**What you will do**: State only how many lines below include the string "symmetric".

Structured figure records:
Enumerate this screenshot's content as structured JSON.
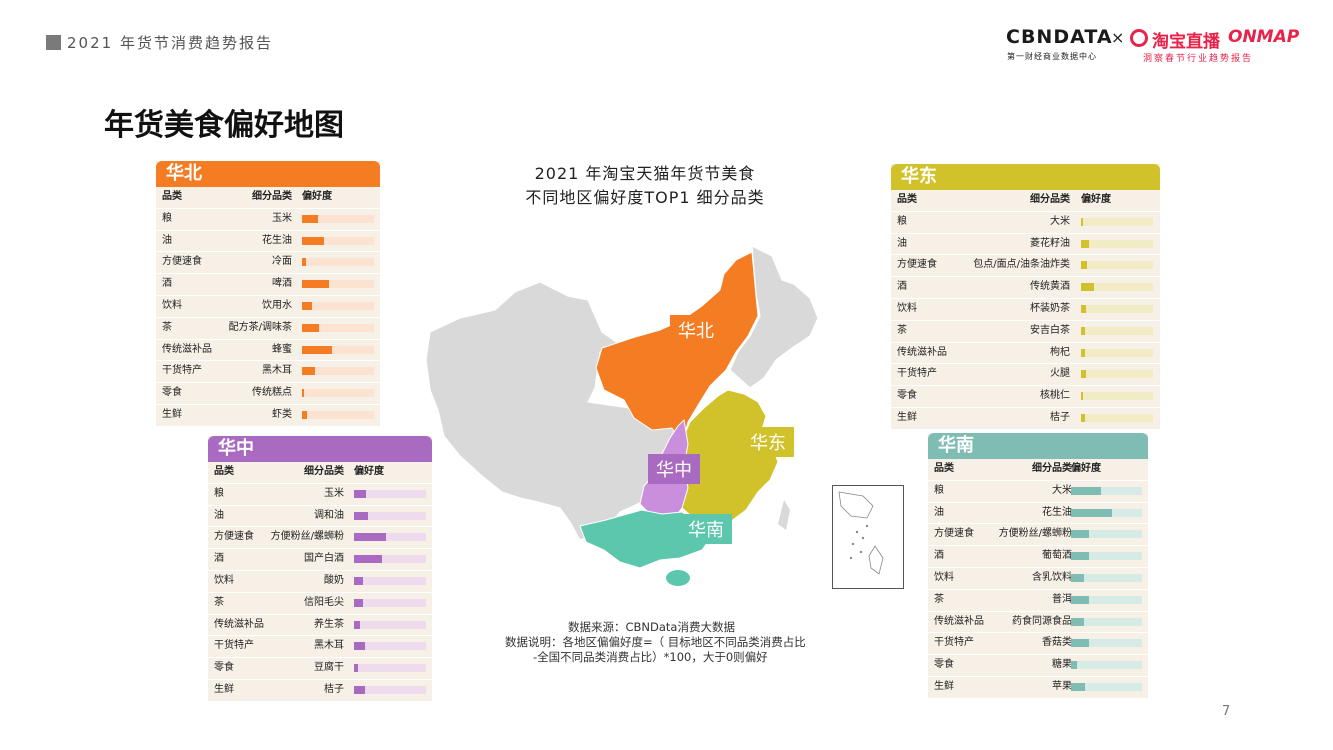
{
  "header": {
    "report": "2021 年货节消费趋势报告"
  },
  "logo": {
    "cbn": "CBNDATA",
    "cbn_sub": "第一财经商业数据中心",
    "x": "×",
    "taobao": "淘宝直播",
    "onmap": "ONMAP",
    "taobao_sub": "洞察春节行业趋势报告"
  },
  "page": {
    "title": "年货美食偏好地图",
    "number": "7"
  },
  "chart_title": {
    "line1": "2021 年淘宝天猫年货节美食",
    "line2": "不同地区偏好度TOP1 细分品类"
  },
  "source": {
    "line1": "数据来源：CBNData消费大数据",
    "line2": "数据说明：各地区偏偏好度=（ 目标地区不同品类消费占比",
    "line3": "-全国不同品类消费占比）*100，大于0则偏好"
  },
  "colors": {
    "north": "#f47d23",
    "central": "#a96ac2",
    "east": "#d1c12a",
    "south": "#7fbcb4",
    "other": "#d9d9d9"
  },
  "regions": {
    "north": "华北",
    "central": "华中",
    "east": "华东",
    "south": "华南"
  },
  "chart_data": [
    {
      "type": "bar",
      "title": "华北",
      "columns": [
        "品类",
        "细分品类",
        "偏好度"
      ],
      "categories": [
        "粮",
        "油",
        "方便速食",
        "酒",
        "饮料",
        "茶",
        "传统滋补品",
        "干货特产",
        "零食",
        "生鲜"
      ],
      "subcategories": [
        "玉米",
        "花生油",
        "冷面",
        "啤酒",
        "饮用水",
        "配方茶/调味茶",
        "蜂蜜",
        "黑木耳",
        "传统糕点",
        "虾类"
      ],
      "values": [
        0.22,
        0.3,
        0.05,
        0.38,
        0.14,
        0.24,
        0.41,
        0.18,
        0.03,
        0.07
      ]
    },
    {
      "type": "bar",
      "title": "华中",
      "columns": [
        "品类",
        "细分品类",
        "偏好度"
      ],
      "categories": [
        "粮",
        "油",
        "方便速食",
        "酒",
        "饮料",
        "茶",
        "传统滋补品",
        "干货特产",
        "零食",
        "生鲜"
      ],
      "subcategories": [
        "玉米",
        "调和油",
        "方便粉丝/螺蛳粉",
        "国产白酒",
        "酸奶",
        "信阳毛尖",
        "养生茶",
        "黑木耳",
        "豆腐干",
        "桔子"
      ],
      "values": [
        0.17,
        0.2,
        0.44,
        0.39,
        0.12,
        0.13,
        0.08,
        0.15,
        0.05,
        0.15
      ]
    },
    {
      "type": "bar",
      "title": "华东",
      "columns": [
        "品类",
        "细分品类",
        "偏好度"
      ],
      "categories": [
        "粮",
        "油",
        "方便速食",
        "酒",
        "饮料",
        "茶",
        "传统滋补品",
        "干货特产",
        "零食",
        "生鲜"
      ],
      "subcategories": [
        "大米",
        "菱花籽油",
        "包点/面点/油条油炸类",
        "传统黄酒",
        "杯装奶茶",
        "安吉白茶",
        "枸杞",
        "火腿",
        "核桃仁",
        "桔子"
      ],
      "values": [
        0.03,
        0.11,
        0.08,
        0.18,
        0.07,
        0.06,
        0.06,
        0.07,
        0.03,
        0.06
      ]
    },
    {
      "type": "bar",
      "title": "华南",
      "columns": [
        "品类",
        "细分品类",
        "偏好度"
      ],
      "categories": [
        "粮",
        "油",
        "方便速食",
        "酒",
        "饮料",
        "茶",
        "传统滋补品",
        "干货特产",
        "零食",
        "生鲜"
      ],
      "subcategories": [
        "大米",
        "花生油",
        "方便粉丝/螺蛳粉",
        "葡萄酒",
        "含乳饮料",
        "普洱",
        "药食同源食品",
        "香菇类",
        "糖果",
        "苹果"
      ],
      "values": [
        0.42,
        0.58,
        0.26,
        0.26,
        0.19,
        0.26,
        0.18,
        0.25,
        0.08,
        0.2
      ]
    }
  ]
}
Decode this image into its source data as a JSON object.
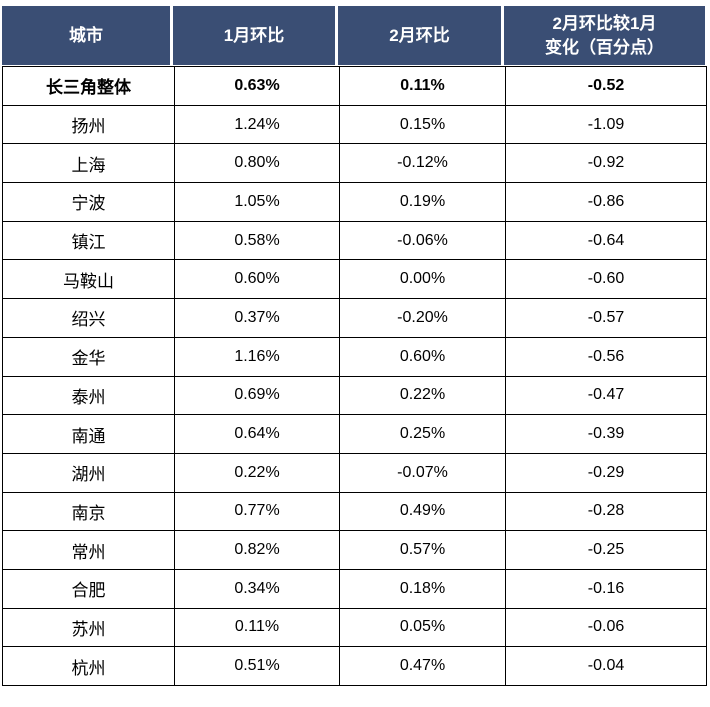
{
  "header": {
    "col1": "城市",
    "col2": "1月环比",
    "col3": "2月环比",
    "col4_line1": "2月环比较1月",
    "col4_line2": "变化（百分点）"
  },
  "colors": {
    "header_bg": "#3A4E74",
    "header_text": "#FFFFFF",
    "body_text": "#000000",
    "grid_border": "#000000"
  },
  "chart_data": {
    "type": "table",
    "columns": [
      "城市",
      "1月环比",
      "2月环比",
      "2月环比较1月变化（百分点）"
    ],
    "emphasized_row": "长三角整体",
    "rows": [
      [
        "长三角整体",
        "0.63%",
        "0.11%",
        "-0.52"
      ],
      [
        "扬州",
        "1.24%",
        "0.15%",
        "-1.09"
      ],
      [
        "上海",
        "0.80%",
        "-0.12%",
        "-0.92"
      ],
      [
        "宁波",
        "1.05%",
        "0.19%",
        "-0.86"
      ],
      [
        "镇江",
        "0.58%",
        "-0.06%",
        "-0.64"
      ],
      [
        "马鞍山",
        "0.60%",
        "0.00%",
        "-0.60"
      ],
      [
        "绍兴",
        "0.37%",
        "-0.20%",
        "-0.57"
      ],
      [
        "金华",
        "1.16%",
        "0.60%",
        "-0.56"
      ],
      [
        "泰州",
        "0.69%",
        "0.22%",
        "-0.47"
      ],
      [
        "南通",
        "0.64%",
        "0.25%",
        "-0.39"
      ],
      [
        "湖州",
        "0.22%",
        "-0.07%",
        "-0.29"
      ],
      [
        "南京",
        "0.77%",
        "0.49%",
        "-0.28"
      ],
      [
        "常州",
        "0.82%",
        "0.57%",
        "-0.25"
      ],
      [
        "合肥",
        "0.34%",
        "0.18%",
        "-0.16"
      ],
      [
        "苏州",
        "0.11%",
        "0.05%",
        "-0.06"
      ],
      [
        "杭州",
        "0.51%",
        "0.47%",
        "-0.04"
      ]
    ]
  }
}
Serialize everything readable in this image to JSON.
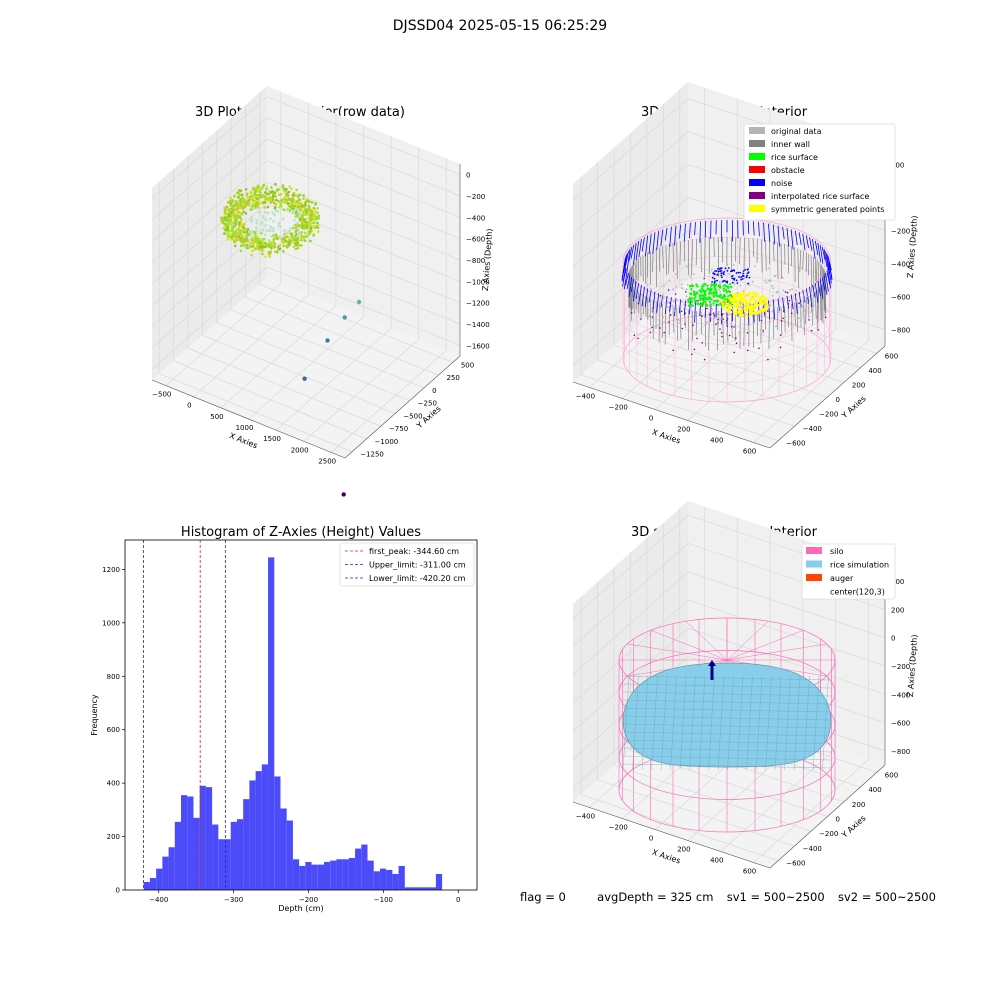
{
  "suptitle": "DJSSD04 2025-05-15 06:25:29",
  "status": {
    "flag": "flag = 0",
    "avg_depth": "avgDepth = 325 cm",
    "sv1": "sv1 = 500~2500",
    "sv2": "sv2 = 500~2500"
  },
  "colors": {
    "hist_bar": "#4b4bfa",
    "peak_line": "#d62728",
    "limit_line": "#1f1fd6",
    "silo_wire": "#ff69b4",
    "rice_sim": "#87ceeb",
    "auger": "#ff4500",
    "inner_wall": "#808080",
    "original": "#b4b4b4",
    "rice_surface": "#00ff00",
    "obstacle": "#ff0000",
    "noise": "#0000ff",
    "interp": "#800080",
    "symmetric": "#ffff00"
  },
  "chart_data": [
    {
      "type": "scatter",
      "dimension": "3d",
      "title": "3D Plot of Silo Interior(row data)",
      "xlabel": "X Axies",
      "ylabel": "Y Axies",
      "zlabel": "Z Axies (Depth)",
      "x_ticks": [
        "−500",
        "0",
        "500",
        "1000",
        "1500",
        "2000",
        "2500"
      ],
      "y_ticks": [
        "−1250",
        "−1000",
        "−750",
        "−500",
        "−250",
        "0",
        "250",
        "500"
      ],
      "z_ticks": [
        "0",
        "−200",
        "−400",
        "−600",
        "−800",
        "−1000",
        "−1200",
        "−1400",
        "−1600"
      ],
      "outliers": [
        {
          "x": 1300,
          "y": 250,
          "z": -800,
          "color": "#5fb3a8"
        },
        {
          "x": 1200,
          "y": 100,
          "z": -900,
          "color": "#4a9aa8"
        },
        {
          "x": 1100,
          "y": -100,
          "z": -1050,
          "color": "#3d7fa0"
        },
        {
          "x": 1000,
          "y": -400,
          "z": -1300,
          "color": "#3b6a98"
        },
        {
          "x": 2500,
          "y": -1200,
          "z": -1700,
          "color": "#440154"
        }
      ]
    },
    {
      "type": "scatter",
      "dimension": "3d",
      "title": "3D classify of Silo Interior",
      "xlabel": "X Axies",
      "ylabel": "Y Axies",
      "zlabel": "Z Axies (Depth)",
      "x_ticks": [
        "−400",
        "−200",
        "0",
        "200",
        "400",
        "600"
      ],
      "y_ticks": [
        "−600",
        "−400",
        "−200",
        "0",
        "200",
        "400",
        "600"
      ],
      "z_ticks": [
        "200",
        "0",
        "−200",
        "−400",
        "−600",
        "−800"
      ],
      "legend": [
        {
          "label": "original data",
          "color": "#b4b4b4"
        },
        {
          "label": "inner wall",
          "color": "#808080"
        },
        {
          "label": "rice surface",
          "color": "#00ff00"
        },
        {
          "label": "obstacle",
          "color": "#ff0000"
        },
        {
          "label": "noise",
          "color": "#0000ff"
        },
        {
          "label": "interpolated rice surface",
          "color": "#800080"
        },
        {
          "label": "symmetric generated points",
          "color": "#ffff00"
        }
      ],
      "legend_placement": "top-right"
    },
    {
      "type": "bar",
      "title": "Histogram of Z-Axies (Height) Values",
      "xlabel": "Depth (cm)",
      "ylabel": "Frequency",
      "xlim": [
        -445,
        25
      ],
      "ylim": [
        0,
        1310
      ],
      "x_ticks": [
        -400,
        -300,
        -200,
        -100,
        0
      ],
      "y_ticks": [
        0,
        200,
        400,
        600,
        800,
        1000,
        1200
      ],
      "bin_start": -420,
      "bin_width": 8.3,
      "values": [
        30,
        45,
        80,
        125,
        160,
        255,
        355,
        350,
        270,
        390,
        385,
        245,
        190,
        190,
        255,
        265,
        340,
        410,
        445,
        470,
        1245,
        425,
        305,
        260,
        115,
        90,
        105,
        95,
        95,
        105,
        110,
        115,
        115,
        120,
        155,
        170,
        110,
        70,
        80,
        75,
        60,
        90,
        10,
        10,
        10,
        10,
        10,
        60
      ],
      "vlines": [
        {
          "label": "first_peak: -344.60 cm",
          "x": -344.6,
          "color": "#d62728"
        },
        {
          "label": "Upper_limit: -311.00 cm",
          "x": -311.0,
          "color": "#1f1fd6"
        },
        {
          "label": "Lower_limit: -420.20 cm",
          "x": -420.2,
          "color": "#1f1fd6"
        }
      ],
      "legend_placement": "top-right",
      "grid": false
    },
    {
      "type": "surface",
      "dimension": "3d",
      "title": "3D simulation of Silo Interior",
      "xlabel": "X Axies",
      "ylabel": "Y Axies",
      "zlabel": "Z Axies (Depth)",
      "x_ticks": [
        "−400",
        "−200",
        "0",
        "200",
        "400",
        "600"
      ],
      "y_ticks": [
        "−600",
        "−400",
        "−200",
        "0",
        "200",
        "400",
        "600"
      ],
      "z_ticks": [
        "400",
        "200",
        "0",
        "−200",
        "−400",
        "−600",
        "−800"
      ],
      "legend": [
        {
          "label": "silo",
          "color": "#ff69b4"
        },
        {
          "label": "rice simulation",
          "color": "#87ceeb"
        },
        {
          "label": "auger",
          "color": "#ff4500"
        },
        {
          "label": "center(120,3)",
          "color": "#ffffff"
        }
      ],
      "legend_placement": "top-right"
    }
  ]
}
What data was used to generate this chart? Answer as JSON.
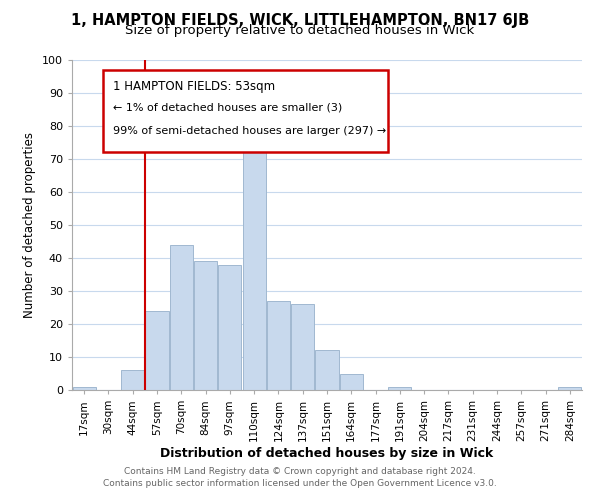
{
  "title": "1, HAMPTON FIELDS, WICK, LITTLEHAMPTON, BN17 6JB",
  "subtitle": "Size of property relative to detached houses in Wick",
  "xlabel": "Distribution of detached houses by size in Wick",
  "ylabel": "Number of detached properties",
  "footer_line1": "Contains HM Land Registry data © Crown copyright and database right 2024.",
  "footer_line2": "Contains public sector information licensed under the Open Government Licence v3.0.",
  "bar_labels": [
    "17sqm",
    "30sqm",
    "44sqm",
    "57sqm",
    "70sqm",
    "84sqm",
    "97sqm",
    "110sqm",
    "124sqm",
    "137sqm",
    "151sqm",
    "164sqm",
    "177sqm",
    "191sqm",
    "204sqm",
    "217sqm",
    "231sqm",
    "244sqm",
    "257sqm",
    "271sqm",
    "284sqm"
  ],
  "bar_values": [
    1,
    0,
    6,
    24,
    44,
    39,
    38,
    77,
    27,
    26,
    12,
    5,
    0,
    1,
    0,
    0,
    0,
    0,
    0,
    0,
    1
  ],
  "bar_color": "#c8d9ed",
  "bar_edge_color": "#a0b8d0",
  "grid_color": "#c8d9ed",
  "vline_color": "#cc0000",
  "annotation_box_color": "#ffffff",
  "annotation_border_color": "#cc0000",
  "annotation_title": "1 HAMPTON FIELDS: 53sqm",
  "annotation_line1": "← 1% of detached houses are smaller (3)",
  "annotation_line2": "99% of semi-detached houses are larger (297) →",
  "ylim": [
    0,
    100
  ],
  "yticks": [
    0,
    10,
    20,
    30,
    40,
    50,
    60,
    70,
    80,
    90,
    100
  ],
  "background_color": "#ffffff",
  "plot_background_color": "#ffffff",
  "title_fontsize": 10.5,
  "subtitle_fontsize": 9.5,
  "footer_color": "#666666"
}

**Solution**: 2